Listed entries:
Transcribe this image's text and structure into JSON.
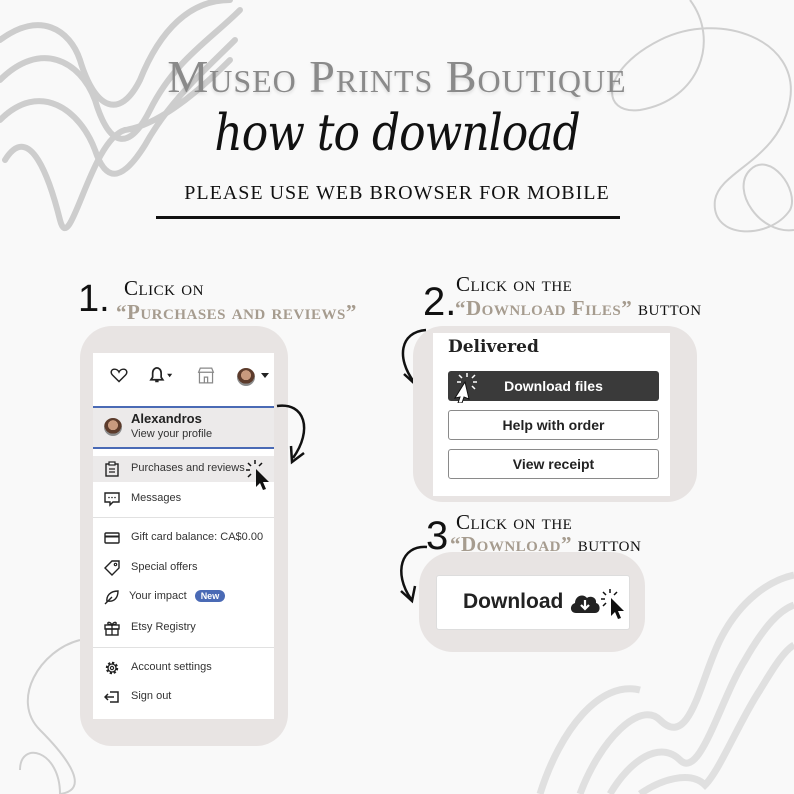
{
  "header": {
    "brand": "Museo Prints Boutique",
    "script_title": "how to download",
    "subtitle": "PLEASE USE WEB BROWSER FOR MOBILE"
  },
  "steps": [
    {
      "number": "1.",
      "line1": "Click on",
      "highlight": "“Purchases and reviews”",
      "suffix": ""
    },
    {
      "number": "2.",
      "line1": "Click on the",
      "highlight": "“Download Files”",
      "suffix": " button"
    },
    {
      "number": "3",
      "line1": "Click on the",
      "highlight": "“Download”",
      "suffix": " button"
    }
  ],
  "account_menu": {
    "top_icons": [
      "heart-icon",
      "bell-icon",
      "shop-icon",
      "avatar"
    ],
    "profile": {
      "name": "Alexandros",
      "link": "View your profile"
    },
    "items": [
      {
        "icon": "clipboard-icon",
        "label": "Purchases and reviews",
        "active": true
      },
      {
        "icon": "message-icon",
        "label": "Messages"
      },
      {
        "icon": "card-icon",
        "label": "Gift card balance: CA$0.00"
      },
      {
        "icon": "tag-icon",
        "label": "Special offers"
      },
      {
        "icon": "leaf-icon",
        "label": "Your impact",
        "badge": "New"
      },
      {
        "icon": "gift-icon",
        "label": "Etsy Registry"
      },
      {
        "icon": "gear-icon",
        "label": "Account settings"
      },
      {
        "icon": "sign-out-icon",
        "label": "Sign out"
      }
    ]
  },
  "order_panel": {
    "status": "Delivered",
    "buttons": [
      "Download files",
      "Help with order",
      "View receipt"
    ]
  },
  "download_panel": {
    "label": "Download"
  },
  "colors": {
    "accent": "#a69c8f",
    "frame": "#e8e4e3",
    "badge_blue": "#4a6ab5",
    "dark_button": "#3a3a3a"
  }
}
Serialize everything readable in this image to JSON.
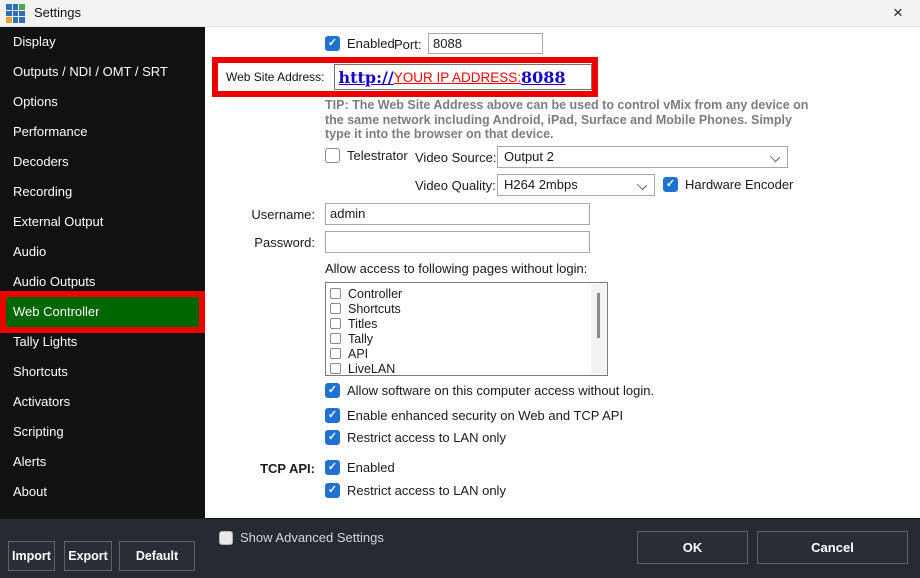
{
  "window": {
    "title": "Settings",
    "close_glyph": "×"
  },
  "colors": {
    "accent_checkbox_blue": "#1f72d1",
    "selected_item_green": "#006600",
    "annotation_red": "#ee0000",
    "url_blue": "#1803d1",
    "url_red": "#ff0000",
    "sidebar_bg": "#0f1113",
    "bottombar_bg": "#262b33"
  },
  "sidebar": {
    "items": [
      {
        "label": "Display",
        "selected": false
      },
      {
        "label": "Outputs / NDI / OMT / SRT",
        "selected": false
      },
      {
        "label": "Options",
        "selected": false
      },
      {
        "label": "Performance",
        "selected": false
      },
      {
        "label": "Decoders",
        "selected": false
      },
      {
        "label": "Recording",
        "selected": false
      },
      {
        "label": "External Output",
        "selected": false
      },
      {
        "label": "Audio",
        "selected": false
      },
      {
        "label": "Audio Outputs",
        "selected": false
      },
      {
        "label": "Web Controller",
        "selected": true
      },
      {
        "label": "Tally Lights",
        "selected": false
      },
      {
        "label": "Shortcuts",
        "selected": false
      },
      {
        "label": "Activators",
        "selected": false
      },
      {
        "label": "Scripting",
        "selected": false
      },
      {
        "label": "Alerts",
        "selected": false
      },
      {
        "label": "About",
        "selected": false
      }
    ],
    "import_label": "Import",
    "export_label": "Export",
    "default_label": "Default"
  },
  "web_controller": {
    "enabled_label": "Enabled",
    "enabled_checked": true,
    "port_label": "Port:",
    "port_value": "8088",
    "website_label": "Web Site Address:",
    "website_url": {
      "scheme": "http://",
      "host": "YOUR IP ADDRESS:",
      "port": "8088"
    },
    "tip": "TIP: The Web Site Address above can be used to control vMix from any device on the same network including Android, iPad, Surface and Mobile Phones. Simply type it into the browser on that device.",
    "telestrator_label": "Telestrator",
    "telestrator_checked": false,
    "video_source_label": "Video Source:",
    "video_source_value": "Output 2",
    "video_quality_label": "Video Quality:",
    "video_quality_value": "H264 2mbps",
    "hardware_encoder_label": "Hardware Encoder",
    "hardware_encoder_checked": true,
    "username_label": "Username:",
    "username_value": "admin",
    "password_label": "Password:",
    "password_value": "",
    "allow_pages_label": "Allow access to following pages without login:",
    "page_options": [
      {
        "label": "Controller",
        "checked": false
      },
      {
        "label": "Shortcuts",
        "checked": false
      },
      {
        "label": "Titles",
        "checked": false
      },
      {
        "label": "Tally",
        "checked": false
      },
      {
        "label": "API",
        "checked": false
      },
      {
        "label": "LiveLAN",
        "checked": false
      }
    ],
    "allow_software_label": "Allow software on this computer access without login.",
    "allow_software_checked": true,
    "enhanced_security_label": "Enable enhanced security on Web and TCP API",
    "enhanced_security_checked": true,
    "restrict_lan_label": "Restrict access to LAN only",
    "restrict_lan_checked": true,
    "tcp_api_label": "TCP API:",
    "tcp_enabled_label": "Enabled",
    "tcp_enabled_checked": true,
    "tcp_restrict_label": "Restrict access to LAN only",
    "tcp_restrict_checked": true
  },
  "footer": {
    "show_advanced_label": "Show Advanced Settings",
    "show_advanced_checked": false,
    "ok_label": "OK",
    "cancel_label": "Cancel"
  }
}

Exercise requirements: Write every entry out again exactly, dropping the pictures.

Written response:
Transcribe this image's text and structure into JSON.
{
  "header": {
    "brand": "Museo Prints Boutique",
    "script_title": "how to download",
    "subtitle": "PLEASE USE WEB BROWSER FOR MOBILE"
  },
  "steps": [
    {
      "number": "1.",
      "line1": "Click on",
      "highlight": "“Purchases and reviews”",
      "suffix": ""
    },
    {
      "number": "2.",
      "line1": "Click on the",
      "highlight": "“Download Files”",
      "suffix": " button"
    },
    {
      "number": "3",
      "line1": "Click on the",
      "highlight": "“Download”",
      "suffix": " button"
    }
  ],
  "account_menu": {
    "top_icons": [
      "heart-icon",
      "bell-icon",
      "shop-icon",
      "avatar"
    ],
    "profile": {
      "name": "Alexandros",
      "link": "View your profile"
    },
    "items": [
      {
        "icon": "clipboard-icon",
        "label": "Purchases and reviews",
        "active": true
      },
      {
        "icon": "message-icon",
        "label": "Messages"
      },
      {
        "icon": "card-icon",
        "label": "Gift card balance: CA$0.00"
      },
      {
        "icon": "tag-icon",
        "label": "Special offers"
      },
      {
        "icon": "leaf-icon",
        "label": "Your impact",
        "badge": "New"
      },
      {
        "icon": "gift-icon",
        "label": "Etsy Registry"
      },
      {
        "icon": "gear-icon",
        "label": "Account settings"
      },
      {
        "icon": "sign-out-icon",
        "label": "Sign out"
      }
    ]
  },
  "order_panel": {
    "status": "Delivered",
    "buttons": [
      "Download files",
      "Help with order",
      "View receipt"
    ]
  },
  "download_panel": {
    "label": "Download"
  },
  "colors": {
    "accent": "#a69c8f",
    "frame": "#e8e4e3",
    "badge_blue": "#4a6ab5",
    "dark_button": "#3a3a3a"
  }
}
Serialize everything readable in this image to JSON.
{
  "window": {
    "title": "Settings",
    "close_glyph": "×"
  },
  "colors": {
    "accent_checkbox_blue": "#1f72d1",
    "selected_item_green": "#006600",
    "annotation_red": "#ee0000",
    "url_blue": "#1803d1",
    "url_red": "#ff0000",
    "sidebar_bg": "#0f1113",
    "bottombar_bg": "#262b33"
  },
  "sidebar": {
    "items": [
      {
        "label": "Display",
        "selected": false
      },
      {
        "label": "Outputs / NDI / OMT / SRT",
        "selected": false
      },
      {
        "label": "Options",
        "selected": false
      },
      {
        "label": "Performance",
        "selected": false
      },
      {
        "label": "Decoders",
        "selected": false
      },
      {
        "label": "Recording",
        "selected": false
      },
      {
        "label": "External Output",
        "selected": false
      },
      {
        "label": "Audio",
        "selected": false
      },
      {
        "label": "Audio Outputs",
        "selected": false
      },
      {
        "label": "Web Controller",
        "selected": true
      },
      {
        "label": "Tally Lights",
        "selected": false
      },
      {
        "label": "Shortcuts",
        "selected": false
      },
      {
        "label": "Activators",
        "selected": false
      },
      {
        "label": "Scripting",
        "selected": false
      },
      {
        "label": "Alerts",
        "selected": false
      },
      {
        "label": "About",
        "selected": false
      }
    ],
    "import_label": "Import",
    "export_label": "Export",
    "default_label": "Default"
  },
  "web_controller": {
    "enabled_label": "Enabled",
    "enabled_checked": true,
    "port_label": "Port:",
    "port_value": "8088",
    "website_label": "Web Site Address:",
    "website_url": {
      "scheme": "http://",
      "host": "YOUR IP ADDRESS:",
      "port": "8088"
    },
    "tip": "TIP: The Web Site Address above can be used to control vMix from any device on the same network including Android, iPad, Surface and Mobile Phones. Simply type it into the browser on that device.",
    "telestrator_label": "Telestrator",
    "telestrator_checked": false,
    "video_source_label": "Video Source:",
    "video_source_value": "Output 2",
    "video_quality_label": "Video Quality:",
    "video_quality_value": "H264 2mbps",
    "hardware_encoder_label": "Hardware Encoder",
    "hardware_encoder_checked": true,
    "username_label": "Username:",
    "username_value": "admin",
    "password_label": "Password:",
    "password_value": "",
    "allow_pages_label": "Allow access to following pages without login:",
    "page_options": [
      {
        "label": "Controller",
        "checked": false
      },
      {
        "label": "Shortcuts",
        "checked": false
      },
      {
        "label": "Titles",
        "checked": false
      },
      {
        "label": "Tally",
        "checked": false
      },
      {
        "label": "API",
        "checked": false
      },
      {
        "label": "LiveLAN",
        "checked": false
      }
    ],
    "allow_software_label": "Allow software on this computer access without login.",
    "allow_software_checked": true,
    "enhanced_security_label": "Enable enhanced security on Web and TCP API",
    "enhanced_security_checked": true,
    "restrict_lan_label": "Restrict access to LAN only",
    "restrict_lan_checked": true,
    "tcp_api_label": "TCP API:",
    "tcp_enabled_label": "Enabled",
    "tcp_enabled_checked": true,
    "tcp_restrict_label": "Restrict access to LAN only",
    "tcp_restrict_checked": true
  },
  "footer": {
    "show_advanced_label": "Show Advanced Settings",
    "show_advanced_checked": false,
    "ok_label": "OK",
    "cancel_label": "Cancel"
  }
}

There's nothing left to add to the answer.